■ LISTING ■
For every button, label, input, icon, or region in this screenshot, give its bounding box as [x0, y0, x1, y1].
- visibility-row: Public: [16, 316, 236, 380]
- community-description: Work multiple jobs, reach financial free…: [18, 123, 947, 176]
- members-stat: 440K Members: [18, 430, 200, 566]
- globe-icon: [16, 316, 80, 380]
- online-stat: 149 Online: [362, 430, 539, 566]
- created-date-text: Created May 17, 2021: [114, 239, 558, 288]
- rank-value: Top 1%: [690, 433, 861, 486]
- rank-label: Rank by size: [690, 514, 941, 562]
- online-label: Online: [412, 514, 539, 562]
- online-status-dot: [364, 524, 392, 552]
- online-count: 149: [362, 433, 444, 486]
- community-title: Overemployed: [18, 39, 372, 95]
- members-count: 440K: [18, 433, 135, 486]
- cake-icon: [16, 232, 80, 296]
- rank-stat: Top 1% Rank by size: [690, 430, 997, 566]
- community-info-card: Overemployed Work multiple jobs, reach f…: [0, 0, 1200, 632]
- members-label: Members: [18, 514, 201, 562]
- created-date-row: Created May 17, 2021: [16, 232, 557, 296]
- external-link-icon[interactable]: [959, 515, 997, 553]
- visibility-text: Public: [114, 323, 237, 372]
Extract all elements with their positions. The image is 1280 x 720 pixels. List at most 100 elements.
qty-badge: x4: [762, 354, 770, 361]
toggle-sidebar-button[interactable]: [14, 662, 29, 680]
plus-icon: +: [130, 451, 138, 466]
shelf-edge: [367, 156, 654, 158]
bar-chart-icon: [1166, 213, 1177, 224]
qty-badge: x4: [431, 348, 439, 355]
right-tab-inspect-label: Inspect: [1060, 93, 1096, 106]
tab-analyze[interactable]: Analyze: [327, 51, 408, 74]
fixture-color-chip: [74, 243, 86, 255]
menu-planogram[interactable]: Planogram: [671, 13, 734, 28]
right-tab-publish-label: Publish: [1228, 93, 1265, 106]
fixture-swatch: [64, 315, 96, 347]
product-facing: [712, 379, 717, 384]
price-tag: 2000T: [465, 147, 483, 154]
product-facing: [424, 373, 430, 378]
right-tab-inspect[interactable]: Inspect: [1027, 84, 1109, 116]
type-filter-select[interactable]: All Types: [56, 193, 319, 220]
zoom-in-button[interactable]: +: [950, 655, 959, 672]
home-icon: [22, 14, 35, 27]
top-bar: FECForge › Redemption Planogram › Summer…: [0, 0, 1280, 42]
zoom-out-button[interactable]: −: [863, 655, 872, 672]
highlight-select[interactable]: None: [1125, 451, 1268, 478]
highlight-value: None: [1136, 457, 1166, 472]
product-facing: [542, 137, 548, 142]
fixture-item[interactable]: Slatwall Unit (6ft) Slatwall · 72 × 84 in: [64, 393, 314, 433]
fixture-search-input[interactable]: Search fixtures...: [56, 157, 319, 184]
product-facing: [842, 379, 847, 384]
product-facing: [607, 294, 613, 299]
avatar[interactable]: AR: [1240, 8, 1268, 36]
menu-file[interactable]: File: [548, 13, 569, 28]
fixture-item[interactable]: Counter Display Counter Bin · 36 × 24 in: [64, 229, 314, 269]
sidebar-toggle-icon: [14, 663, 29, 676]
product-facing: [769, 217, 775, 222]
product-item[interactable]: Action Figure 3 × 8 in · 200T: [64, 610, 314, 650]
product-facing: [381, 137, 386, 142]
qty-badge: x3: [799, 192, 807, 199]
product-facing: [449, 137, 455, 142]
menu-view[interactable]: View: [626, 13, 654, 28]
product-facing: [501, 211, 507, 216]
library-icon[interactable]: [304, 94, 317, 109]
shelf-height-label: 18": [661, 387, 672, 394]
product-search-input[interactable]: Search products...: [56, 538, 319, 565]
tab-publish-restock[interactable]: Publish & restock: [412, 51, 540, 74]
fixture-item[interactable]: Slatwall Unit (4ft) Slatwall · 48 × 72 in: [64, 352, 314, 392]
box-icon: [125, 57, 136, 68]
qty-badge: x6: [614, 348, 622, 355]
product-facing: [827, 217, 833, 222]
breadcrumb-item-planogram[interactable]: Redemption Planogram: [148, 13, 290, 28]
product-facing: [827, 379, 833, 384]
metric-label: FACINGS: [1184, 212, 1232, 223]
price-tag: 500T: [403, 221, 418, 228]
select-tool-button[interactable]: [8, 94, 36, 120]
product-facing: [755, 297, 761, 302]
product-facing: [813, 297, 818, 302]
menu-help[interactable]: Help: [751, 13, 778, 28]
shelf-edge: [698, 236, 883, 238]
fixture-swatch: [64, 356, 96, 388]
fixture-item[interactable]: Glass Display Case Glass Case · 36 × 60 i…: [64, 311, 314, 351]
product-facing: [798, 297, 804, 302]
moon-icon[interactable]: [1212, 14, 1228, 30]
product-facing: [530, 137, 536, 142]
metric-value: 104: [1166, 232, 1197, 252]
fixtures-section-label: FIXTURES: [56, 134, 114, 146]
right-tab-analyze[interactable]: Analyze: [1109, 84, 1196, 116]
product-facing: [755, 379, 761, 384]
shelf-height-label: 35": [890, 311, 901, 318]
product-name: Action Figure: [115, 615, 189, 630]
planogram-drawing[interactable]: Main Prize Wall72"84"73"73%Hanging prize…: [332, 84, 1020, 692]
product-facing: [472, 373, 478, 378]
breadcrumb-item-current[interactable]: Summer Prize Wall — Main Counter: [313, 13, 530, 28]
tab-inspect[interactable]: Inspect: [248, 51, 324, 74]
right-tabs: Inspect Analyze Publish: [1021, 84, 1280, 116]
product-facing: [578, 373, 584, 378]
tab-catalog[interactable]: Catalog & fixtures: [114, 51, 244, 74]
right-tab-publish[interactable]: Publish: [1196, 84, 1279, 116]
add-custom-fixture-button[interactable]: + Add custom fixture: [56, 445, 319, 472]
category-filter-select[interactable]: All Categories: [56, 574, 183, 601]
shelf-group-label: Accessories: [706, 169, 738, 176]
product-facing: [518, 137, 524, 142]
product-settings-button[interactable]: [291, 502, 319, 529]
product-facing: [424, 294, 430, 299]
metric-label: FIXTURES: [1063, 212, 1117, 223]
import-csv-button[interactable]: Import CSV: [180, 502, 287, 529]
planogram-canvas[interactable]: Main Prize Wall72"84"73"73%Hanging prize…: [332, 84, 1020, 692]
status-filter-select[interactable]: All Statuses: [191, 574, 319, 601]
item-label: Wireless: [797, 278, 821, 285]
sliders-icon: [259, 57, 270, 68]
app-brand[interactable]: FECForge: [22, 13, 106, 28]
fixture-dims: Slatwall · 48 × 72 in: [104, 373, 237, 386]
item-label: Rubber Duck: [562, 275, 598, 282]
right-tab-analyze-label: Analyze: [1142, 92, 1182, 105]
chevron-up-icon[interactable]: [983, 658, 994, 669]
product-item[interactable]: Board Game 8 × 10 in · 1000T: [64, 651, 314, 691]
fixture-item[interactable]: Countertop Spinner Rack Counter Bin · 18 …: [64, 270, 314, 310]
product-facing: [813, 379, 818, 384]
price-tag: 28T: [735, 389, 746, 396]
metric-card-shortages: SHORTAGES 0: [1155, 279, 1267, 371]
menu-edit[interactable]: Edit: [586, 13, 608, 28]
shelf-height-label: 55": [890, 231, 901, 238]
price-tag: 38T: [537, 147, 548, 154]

■ WORK INSTRUCTIONS ■
Give the stretch from the start of the lines through the line containing "- rank-stat: Top" again, switching "Rank by size" to "Size rank" and leaving everything else unchanged.

■ ANSWER TO THIS EXERCISE ■
For every button, label, input, icon, or region in this screenshot, give its bounding box as [x0, y0, x1, y1].
- visibility-row: Public: [16, 316, 236, 380]
- community-description: Work multiple jobs, reach financial free…: [18, 123, 947, 176]
- members-stat: 440K Members: [18, 430, 200, 566]
- globe-icon: [16, 316, 80, 380]
- online-stat: 149 Online: [362, 430, 539, 566]
- created-date-text: Created May 17, 2021: [114, 239, 558, 288]
- rank-value: Top 1%: [690, 433, 861, 486]
- rank-label: Size rank: [690, 514, 941, 562]
- online-label: Online: [412, 514, 539, 562]
- online-status-dot: [364, 524, 392, 552]
- online-count: 149: [362, 433, 444, 486]
- community-title: Overemployed: [18, 39, 372, 95]
- members-count: 440K: [18, 433, 135, 486]
- cake-icon: [16, 232, 80, 296]
- rank-stat: Top 1% Size rank: [690, 430, 997, 566]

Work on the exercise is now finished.